Short task: Output the data exactly, with every line intact.

The data:
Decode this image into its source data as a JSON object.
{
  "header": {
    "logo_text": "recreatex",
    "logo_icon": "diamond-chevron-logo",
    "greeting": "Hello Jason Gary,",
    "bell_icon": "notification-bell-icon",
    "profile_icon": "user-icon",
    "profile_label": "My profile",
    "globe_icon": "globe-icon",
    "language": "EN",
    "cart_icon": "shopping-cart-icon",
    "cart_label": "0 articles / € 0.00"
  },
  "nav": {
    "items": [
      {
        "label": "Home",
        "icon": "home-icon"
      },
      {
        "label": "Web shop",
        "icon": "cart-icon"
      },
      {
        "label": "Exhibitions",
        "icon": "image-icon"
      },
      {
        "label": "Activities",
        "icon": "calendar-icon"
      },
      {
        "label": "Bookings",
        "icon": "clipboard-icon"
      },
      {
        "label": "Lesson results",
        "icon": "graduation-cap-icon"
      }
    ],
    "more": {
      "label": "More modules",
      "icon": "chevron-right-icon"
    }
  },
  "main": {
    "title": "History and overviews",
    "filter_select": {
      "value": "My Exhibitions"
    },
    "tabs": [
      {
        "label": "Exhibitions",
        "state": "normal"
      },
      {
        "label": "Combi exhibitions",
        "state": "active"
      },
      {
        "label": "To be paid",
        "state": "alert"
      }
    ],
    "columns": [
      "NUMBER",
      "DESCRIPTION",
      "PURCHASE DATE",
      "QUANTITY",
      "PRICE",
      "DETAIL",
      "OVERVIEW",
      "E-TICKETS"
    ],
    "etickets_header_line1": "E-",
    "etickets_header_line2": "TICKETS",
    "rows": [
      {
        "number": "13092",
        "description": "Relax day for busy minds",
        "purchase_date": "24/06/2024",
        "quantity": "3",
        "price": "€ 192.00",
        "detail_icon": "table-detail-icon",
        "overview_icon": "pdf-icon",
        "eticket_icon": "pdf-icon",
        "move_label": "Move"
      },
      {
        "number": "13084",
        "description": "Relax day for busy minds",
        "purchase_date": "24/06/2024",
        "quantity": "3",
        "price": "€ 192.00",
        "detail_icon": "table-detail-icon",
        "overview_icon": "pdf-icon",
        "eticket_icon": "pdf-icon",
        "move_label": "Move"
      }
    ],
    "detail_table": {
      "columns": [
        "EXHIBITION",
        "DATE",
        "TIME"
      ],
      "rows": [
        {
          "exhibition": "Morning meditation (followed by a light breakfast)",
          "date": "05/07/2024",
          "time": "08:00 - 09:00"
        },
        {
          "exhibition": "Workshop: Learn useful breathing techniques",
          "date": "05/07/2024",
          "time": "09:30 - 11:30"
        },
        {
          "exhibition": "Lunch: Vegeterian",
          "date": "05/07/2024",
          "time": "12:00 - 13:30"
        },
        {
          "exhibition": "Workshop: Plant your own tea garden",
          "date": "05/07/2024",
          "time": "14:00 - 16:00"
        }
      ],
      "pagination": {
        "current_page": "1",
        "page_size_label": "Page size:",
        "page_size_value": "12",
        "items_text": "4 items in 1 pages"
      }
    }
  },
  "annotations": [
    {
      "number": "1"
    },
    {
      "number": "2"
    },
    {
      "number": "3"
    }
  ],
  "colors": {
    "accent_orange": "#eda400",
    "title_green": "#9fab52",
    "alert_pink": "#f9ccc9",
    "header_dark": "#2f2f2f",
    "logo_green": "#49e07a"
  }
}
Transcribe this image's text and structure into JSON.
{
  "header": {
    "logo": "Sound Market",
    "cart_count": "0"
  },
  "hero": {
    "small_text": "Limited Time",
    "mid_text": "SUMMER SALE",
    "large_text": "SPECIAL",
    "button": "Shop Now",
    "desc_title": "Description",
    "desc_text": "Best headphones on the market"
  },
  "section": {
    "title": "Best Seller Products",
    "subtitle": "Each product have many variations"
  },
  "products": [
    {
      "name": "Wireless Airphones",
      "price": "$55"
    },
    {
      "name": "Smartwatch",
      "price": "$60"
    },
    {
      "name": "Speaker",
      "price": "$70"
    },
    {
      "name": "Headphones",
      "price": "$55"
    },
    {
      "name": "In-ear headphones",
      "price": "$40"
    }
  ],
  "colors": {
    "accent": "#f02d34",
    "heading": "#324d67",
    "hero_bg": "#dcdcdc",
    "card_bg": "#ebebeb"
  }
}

Result of this exercise:
Decode this image into its source data as a JSON object.
{
  "header": {
    "logo_text": "recreatex",
    "logo_icon": "diamond-chevron-logo",
    "greeting": "Hello Jason Gary,",
    "bell_icon": "notification-bell-icon",
    "profile_icon": "user-icon",
    "profile_label": "My profile",
    "globe_icon": "globe-icon",
    "language": "EN",
    "cart_icon": "shopping-cart-icon",
    "cart_label": "0 articles / € 0.00"
  },
  "nav": {
    "items": [
      {
        "label": "Home",
        "icon": "home-icon"
      },
      {
        "label": "Web shop",
        "icon": "cart-icon"
      },
      {
        "label": "Exhibitions",
        "icon": "image-icon"
      },
      {
        "label": "Activities",
        "icon": "calendar-icon"
      },
      {
        "label": "Bookings",
        "icon": "clipboard-icon"
      },
      {
        "label": "Lesson results",
        "icon": "graduation-cap-icon"
      }
    ],
    "more": {
      "label": "More modules",
      "icon": "chevron-right-icon"
    }
  },
  "main": {
    "title": "History and overviews",
    "filter_select": {
      "value": "My Exhibitions"
    },
    "tabs": [
      {
        "label": "Exhibitions",
        "state": "normal"
      },
      {
        "label": "Combi exhibitions",
        "state": "active"
      },
      {
        "label": "To be paid",
        "state": "alert"
      }
    ],
    "columns": [
      "NUMBER",
      "DESCRIPTION",
      "PURCHASE DATE",
      "QUANTITY",
      "PRICE",
      "DETAIL",
      "OVERVIEW",
      "E-TICKETS"
    ],
    "etickets_header_line1": "E-",
    "etickets_header_line2": "TICKETS",
    "rows": [
      {
        "number": "13092",
        "description": "Relax day for busy minds",
        "purchase_date": "24/06/2024",
        "quantity": "3",
        "price": "€ 192.00",
        "detail_icon": "table-detail-icon",
        "overview_icon": "pdf-icon",
        "eticket_icon": "pdf-icon",
        "move_label": "Move"
      },
      {
        "number": "13084",
        "description": "Relax day for busy minds",
        "purchase_date": "24/06/2024",
        "quantity": "3",
        "price": "€ 192.00",
        "detail_icon": "table-detail-icon",
        "overview_icon": "pdf-icon",
        "eticket_icon": "pdf-icon",
        "move_label": "Move"
      }
    ],
    "detail_table": {
      "columns": [
        "EXHIBITION",
        "DATE",
        "TIME"
      ],
      "rows": [
        {
          "exhibition": "Morning meditation (followed by a light breakfast)",
          "date": "05/07/2024",
          "time": "08:00 - 09:00"
        },
        {
          "exhibition": "Workshop: Learn useful breathing techniques",
          "date": "05/07/2024",
          "time": "09:30 - 11:30"
        },
        {
          "exhibition": "Lunch: Vegeterian",
          "date": "05/07/2024",
          "time": "12:00 - 13:30"
        },
        {
          "exhibition": "Workshop: Plant your own tea garden",
          "date": "05/07/2024",
          "time": "14:00 - 16:00"
        }
      ],
      "pagination": {
        "current_page": "1",
        "page_size_label": "Page size:",
        "page_size_value": "12",
        "items_text": "4 items in 1 pages"
      }
    }
  },
  "annotations": [
    {
      "number": "1"
    },
    {
      "number": "2"
    },
    {
      "number": "3"
    }
  ],
  "colors": {
    "accent_orange": "#eda400",
    "title_green": "#9fab52",
    "alert_pink": "#f9ccc9",
    "header_dark": "#2f2f2f",
    "logo_green": "#49e07a"
  }
}
Transcribe this image's text and structure into JSON.
{
  "header": {
    "logo": "Sound Market",
    "cart_count": "0"
  },
  "hero": {
    "small_text": "Limited Time",
    "mid_text": "SUMMER SALE",
    "large_text": "SPECIAL",
    "button": "Shop Now",
    "desc_title": "Description",
    "desc_text": "Best headphones on the market"
  },
  "section": {
    "title": "Best Seller Products",
    "subtitle": "Each product have many variations"
  },
  "products": [
    {
      "name": "Wireless Airphones",
      "price": "$55"
    },
    {
      "name": "Smartwatch",
      "price": "$60"
    },
    {
      "name": "Speaker",
      "price": "$70"
    },
    {
      "name": "Headphones",
      "price": "$55"
    },
    {
      "name": "In-ear headphones",
      "price": "$40"
    }
  ],
  "colors": {
    "accent": "#f02d34",
    "heading": "#324d67",
    "hero_bg": "#dcdcdc",
    "card_bg": "#ebebeb"
  }
}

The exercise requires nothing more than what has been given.